→ **What the task asks**: In the data below, find every line that has the string "предсказаниям", and copy it.

→ **Record set**:
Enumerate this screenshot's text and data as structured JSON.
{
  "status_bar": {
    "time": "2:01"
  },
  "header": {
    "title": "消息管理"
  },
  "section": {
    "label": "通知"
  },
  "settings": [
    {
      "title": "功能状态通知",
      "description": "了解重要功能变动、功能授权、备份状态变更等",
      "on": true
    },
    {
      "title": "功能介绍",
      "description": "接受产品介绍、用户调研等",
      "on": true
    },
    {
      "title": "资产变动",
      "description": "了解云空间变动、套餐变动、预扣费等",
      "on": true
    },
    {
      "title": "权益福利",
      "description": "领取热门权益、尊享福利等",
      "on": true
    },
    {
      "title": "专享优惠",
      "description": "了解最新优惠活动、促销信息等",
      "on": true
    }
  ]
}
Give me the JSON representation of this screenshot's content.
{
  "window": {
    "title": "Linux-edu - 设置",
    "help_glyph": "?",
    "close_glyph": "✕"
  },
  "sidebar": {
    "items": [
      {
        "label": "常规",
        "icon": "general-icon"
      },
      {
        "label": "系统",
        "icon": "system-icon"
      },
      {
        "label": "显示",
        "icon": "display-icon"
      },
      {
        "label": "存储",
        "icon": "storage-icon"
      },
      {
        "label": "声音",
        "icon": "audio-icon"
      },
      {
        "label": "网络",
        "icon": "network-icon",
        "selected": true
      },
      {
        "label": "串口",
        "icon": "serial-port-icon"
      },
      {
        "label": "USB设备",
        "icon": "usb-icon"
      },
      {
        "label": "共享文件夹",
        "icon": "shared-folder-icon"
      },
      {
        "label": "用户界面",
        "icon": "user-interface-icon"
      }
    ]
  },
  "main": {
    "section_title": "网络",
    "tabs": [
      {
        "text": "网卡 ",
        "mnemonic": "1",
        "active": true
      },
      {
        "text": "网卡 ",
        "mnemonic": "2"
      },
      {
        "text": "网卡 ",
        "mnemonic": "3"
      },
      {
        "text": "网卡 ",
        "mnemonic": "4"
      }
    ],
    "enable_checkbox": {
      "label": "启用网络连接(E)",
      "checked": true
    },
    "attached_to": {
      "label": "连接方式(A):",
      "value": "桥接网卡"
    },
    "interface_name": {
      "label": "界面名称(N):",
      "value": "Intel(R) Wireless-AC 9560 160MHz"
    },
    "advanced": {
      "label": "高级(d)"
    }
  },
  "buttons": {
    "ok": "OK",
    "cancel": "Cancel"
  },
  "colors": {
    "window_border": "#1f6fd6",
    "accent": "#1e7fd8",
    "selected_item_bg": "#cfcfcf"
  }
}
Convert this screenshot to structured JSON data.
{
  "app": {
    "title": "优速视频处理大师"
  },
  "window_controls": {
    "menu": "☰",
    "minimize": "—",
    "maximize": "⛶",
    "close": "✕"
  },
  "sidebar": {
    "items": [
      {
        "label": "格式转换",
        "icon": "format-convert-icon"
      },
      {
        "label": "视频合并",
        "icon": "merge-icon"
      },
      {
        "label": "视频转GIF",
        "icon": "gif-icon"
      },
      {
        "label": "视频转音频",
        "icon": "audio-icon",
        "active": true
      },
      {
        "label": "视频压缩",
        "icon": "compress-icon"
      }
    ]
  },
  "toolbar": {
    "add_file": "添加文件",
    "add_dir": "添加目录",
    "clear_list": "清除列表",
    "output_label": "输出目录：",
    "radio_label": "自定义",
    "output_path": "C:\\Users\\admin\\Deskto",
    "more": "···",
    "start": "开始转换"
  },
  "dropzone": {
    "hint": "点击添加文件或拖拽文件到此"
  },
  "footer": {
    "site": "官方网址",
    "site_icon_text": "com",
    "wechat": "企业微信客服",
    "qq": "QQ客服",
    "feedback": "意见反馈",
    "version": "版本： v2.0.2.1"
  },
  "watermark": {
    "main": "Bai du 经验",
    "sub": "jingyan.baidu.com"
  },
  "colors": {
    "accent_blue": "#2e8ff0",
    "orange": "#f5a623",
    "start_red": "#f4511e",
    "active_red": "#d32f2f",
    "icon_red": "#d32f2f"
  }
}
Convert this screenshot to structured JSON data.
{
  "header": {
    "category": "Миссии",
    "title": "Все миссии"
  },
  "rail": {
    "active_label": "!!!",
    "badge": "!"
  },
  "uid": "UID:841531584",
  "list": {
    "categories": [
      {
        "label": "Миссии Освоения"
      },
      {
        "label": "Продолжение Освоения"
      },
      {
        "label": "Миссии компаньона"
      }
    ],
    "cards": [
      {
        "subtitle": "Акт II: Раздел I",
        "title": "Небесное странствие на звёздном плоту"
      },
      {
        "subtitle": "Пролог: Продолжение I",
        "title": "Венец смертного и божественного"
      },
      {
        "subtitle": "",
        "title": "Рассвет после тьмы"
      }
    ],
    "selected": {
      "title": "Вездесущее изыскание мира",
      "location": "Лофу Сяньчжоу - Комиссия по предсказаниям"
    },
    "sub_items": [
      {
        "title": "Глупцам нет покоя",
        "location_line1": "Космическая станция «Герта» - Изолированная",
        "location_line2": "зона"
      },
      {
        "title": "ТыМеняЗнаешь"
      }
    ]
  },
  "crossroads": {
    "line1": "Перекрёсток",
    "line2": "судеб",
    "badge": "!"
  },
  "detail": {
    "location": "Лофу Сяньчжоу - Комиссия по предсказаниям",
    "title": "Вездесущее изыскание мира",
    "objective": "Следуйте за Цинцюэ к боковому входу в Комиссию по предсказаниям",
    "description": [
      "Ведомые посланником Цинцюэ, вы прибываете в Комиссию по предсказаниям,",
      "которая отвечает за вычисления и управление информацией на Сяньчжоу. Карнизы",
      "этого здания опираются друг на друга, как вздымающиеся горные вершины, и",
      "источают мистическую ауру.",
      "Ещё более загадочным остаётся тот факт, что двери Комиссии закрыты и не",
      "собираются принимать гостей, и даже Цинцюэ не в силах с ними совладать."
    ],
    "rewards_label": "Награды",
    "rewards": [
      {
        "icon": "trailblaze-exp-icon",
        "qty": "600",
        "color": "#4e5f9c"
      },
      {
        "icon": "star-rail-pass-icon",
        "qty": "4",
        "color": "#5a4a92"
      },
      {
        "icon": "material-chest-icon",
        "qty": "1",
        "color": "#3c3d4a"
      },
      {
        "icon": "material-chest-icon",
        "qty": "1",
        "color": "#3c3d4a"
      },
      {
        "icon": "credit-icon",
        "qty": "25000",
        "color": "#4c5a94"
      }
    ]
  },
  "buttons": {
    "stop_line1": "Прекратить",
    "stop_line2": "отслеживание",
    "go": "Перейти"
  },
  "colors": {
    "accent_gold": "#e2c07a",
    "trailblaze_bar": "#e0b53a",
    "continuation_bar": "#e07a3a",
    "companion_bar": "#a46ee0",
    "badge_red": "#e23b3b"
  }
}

→ **Response**:
      "location": "Лофу Сяньчжоу - Комиссия по предсказаниям"
    "location": "Лофу Сяньчжоу - Комиссия по предсказаниям",
    "objective": "Следуйте за Цинцюэ к боковому входу в Комиссию по предсказаниям",
      "Ведомые посланником Цинцюэ, вы прибываете в Комиссию по предсказаниям,",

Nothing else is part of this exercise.